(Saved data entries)
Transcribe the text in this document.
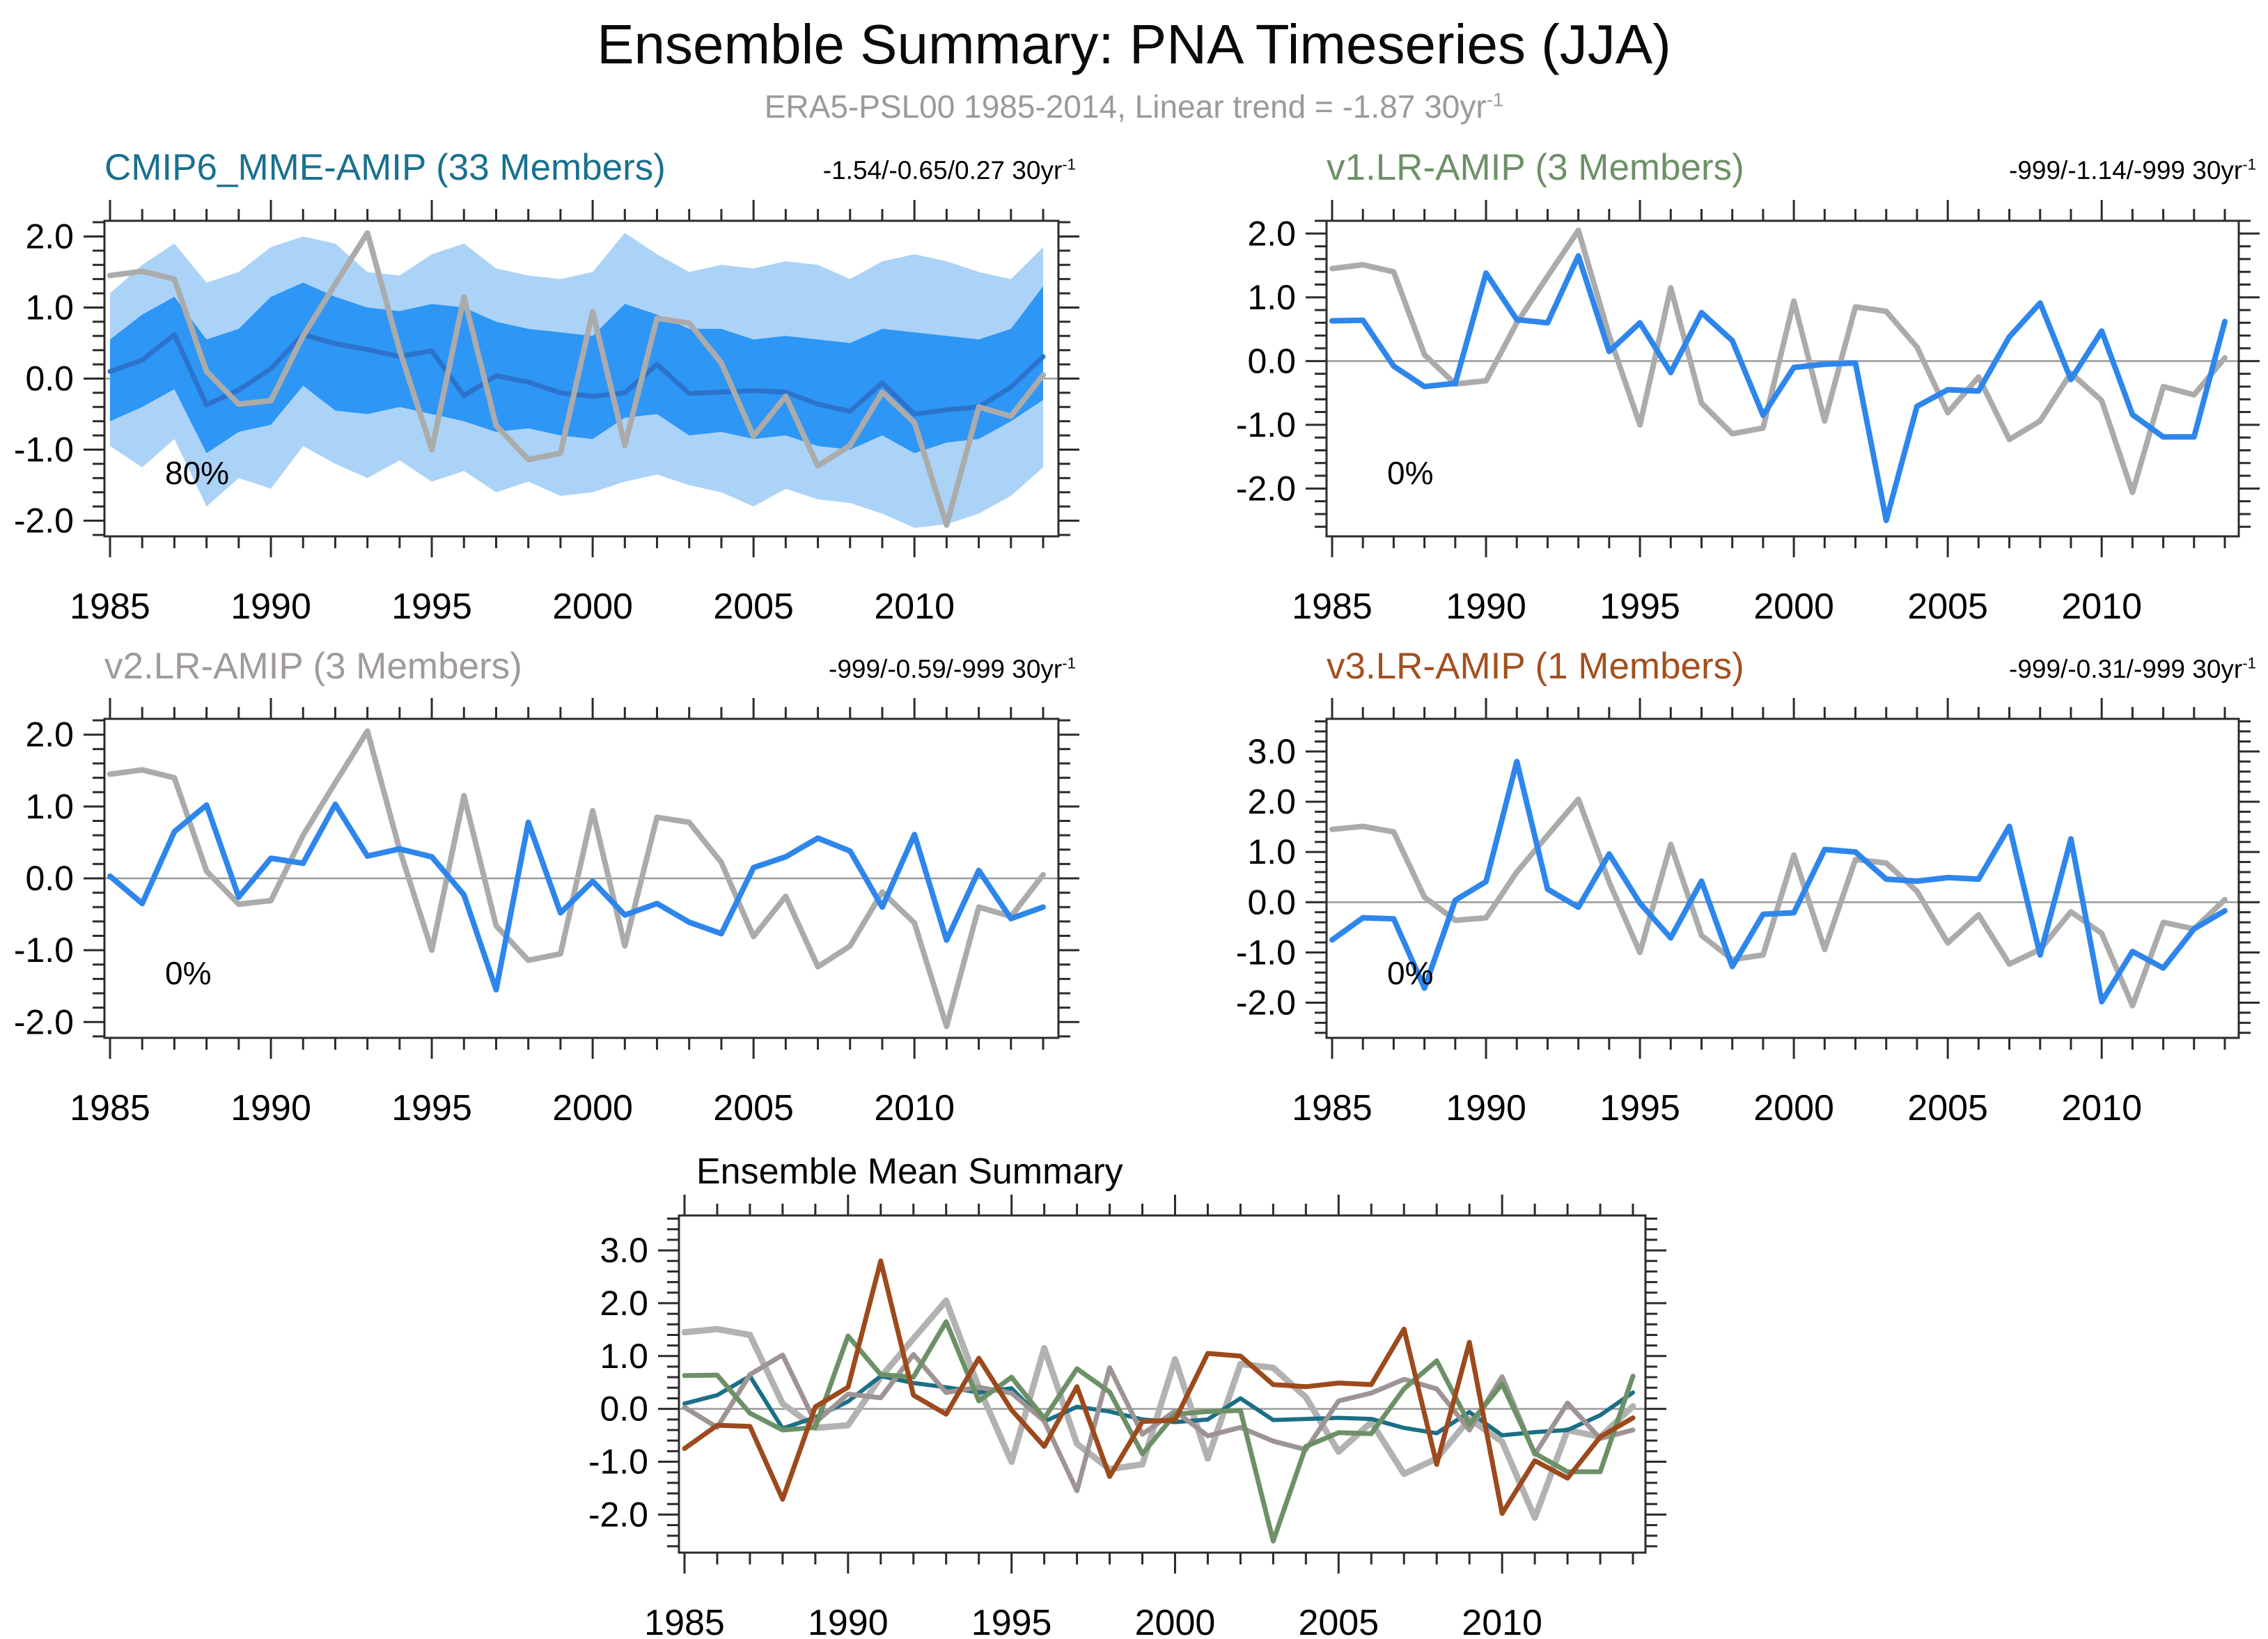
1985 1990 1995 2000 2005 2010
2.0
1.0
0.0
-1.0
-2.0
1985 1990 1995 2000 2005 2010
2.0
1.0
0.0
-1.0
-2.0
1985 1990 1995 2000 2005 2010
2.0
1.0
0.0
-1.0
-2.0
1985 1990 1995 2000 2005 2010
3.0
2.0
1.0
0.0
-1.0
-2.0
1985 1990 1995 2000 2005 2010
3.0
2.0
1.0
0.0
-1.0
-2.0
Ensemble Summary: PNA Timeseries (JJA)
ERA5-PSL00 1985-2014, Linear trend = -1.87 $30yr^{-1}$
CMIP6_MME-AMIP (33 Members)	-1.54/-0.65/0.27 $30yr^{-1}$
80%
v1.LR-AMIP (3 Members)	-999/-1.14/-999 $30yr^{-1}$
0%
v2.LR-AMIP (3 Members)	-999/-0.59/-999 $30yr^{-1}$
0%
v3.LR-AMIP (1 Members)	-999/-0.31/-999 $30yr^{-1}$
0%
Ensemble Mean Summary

--

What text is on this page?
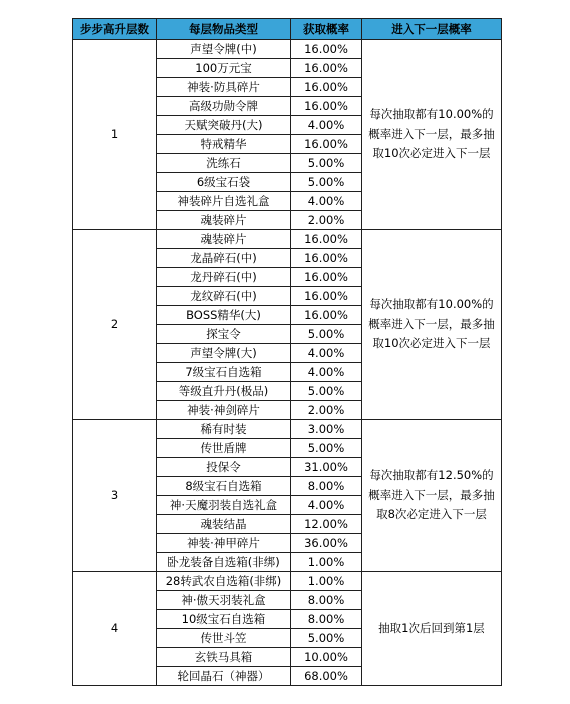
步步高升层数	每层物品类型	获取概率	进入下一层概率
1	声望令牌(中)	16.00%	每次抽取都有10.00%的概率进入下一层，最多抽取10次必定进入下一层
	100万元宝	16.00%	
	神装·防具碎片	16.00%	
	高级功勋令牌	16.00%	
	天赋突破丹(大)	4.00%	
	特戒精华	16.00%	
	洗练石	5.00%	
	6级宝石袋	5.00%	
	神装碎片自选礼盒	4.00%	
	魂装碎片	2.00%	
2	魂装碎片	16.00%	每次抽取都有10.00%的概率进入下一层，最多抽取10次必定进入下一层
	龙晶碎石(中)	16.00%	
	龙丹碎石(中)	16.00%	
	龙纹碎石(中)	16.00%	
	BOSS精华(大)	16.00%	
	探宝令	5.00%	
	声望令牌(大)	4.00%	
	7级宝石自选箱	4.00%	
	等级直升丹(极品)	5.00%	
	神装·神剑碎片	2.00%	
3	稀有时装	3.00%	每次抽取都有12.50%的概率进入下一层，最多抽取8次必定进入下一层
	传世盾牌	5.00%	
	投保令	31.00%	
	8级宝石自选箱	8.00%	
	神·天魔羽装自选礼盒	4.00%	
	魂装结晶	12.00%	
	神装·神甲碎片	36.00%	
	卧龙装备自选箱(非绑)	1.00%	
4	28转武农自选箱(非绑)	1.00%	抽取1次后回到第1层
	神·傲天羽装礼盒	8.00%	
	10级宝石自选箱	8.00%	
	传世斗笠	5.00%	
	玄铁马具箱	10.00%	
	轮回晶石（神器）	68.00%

...

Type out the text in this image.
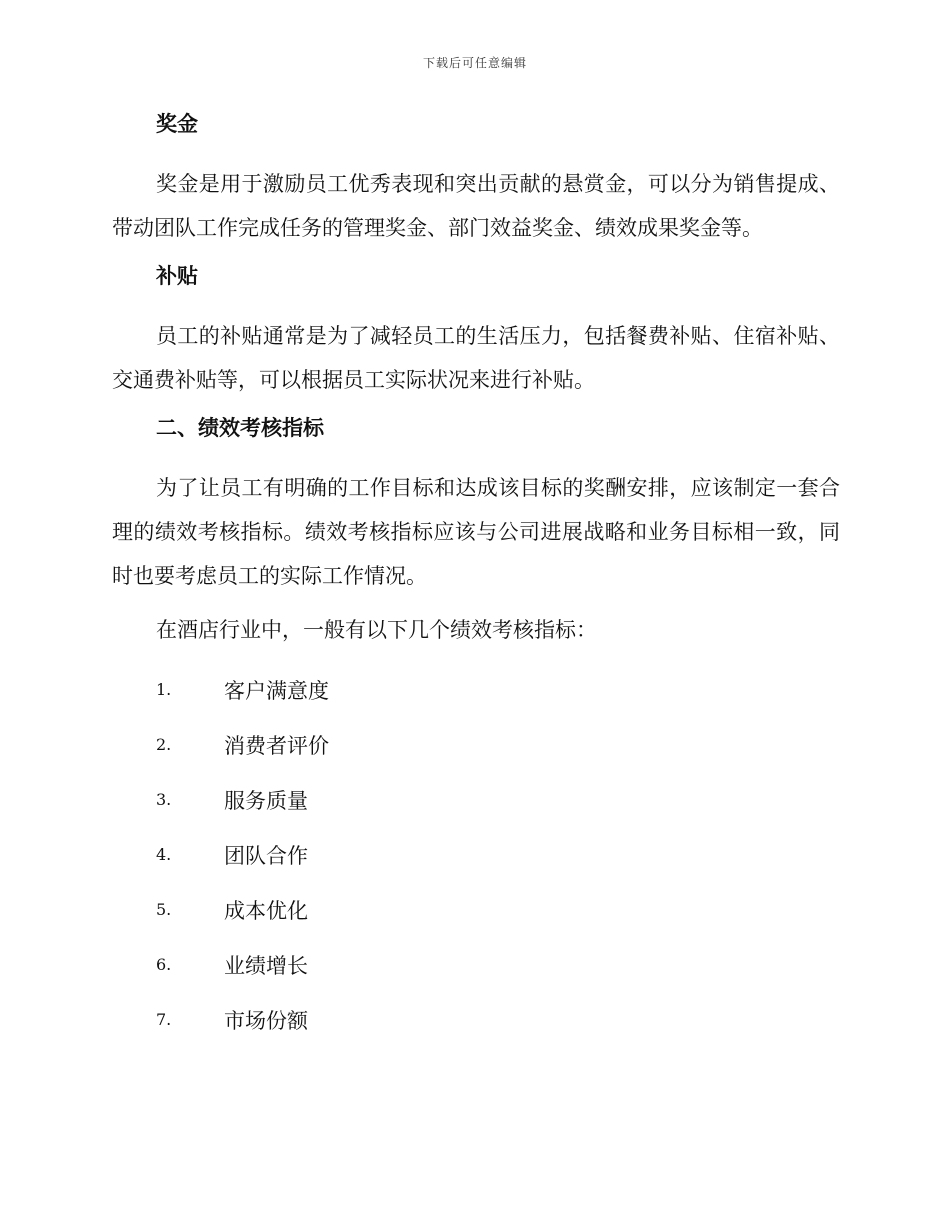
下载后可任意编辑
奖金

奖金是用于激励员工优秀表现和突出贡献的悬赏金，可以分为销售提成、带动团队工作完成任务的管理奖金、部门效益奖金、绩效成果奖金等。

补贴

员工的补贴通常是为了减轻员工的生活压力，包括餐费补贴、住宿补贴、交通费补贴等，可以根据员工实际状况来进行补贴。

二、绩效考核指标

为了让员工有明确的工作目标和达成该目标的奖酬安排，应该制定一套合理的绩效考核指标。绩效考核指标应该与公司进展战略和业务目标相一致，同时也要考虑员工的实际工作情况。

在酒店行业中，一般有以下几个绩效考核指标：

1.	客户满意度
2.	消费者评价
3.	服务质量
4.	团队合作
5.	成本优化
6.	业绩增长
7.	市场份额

#### Set exercise:
In the records above, find each line with the word "Summary" and copy it.

#### Task answer:
Ensemble Summary: PNA Timeseries (JJA)
Ensemble Mean Summary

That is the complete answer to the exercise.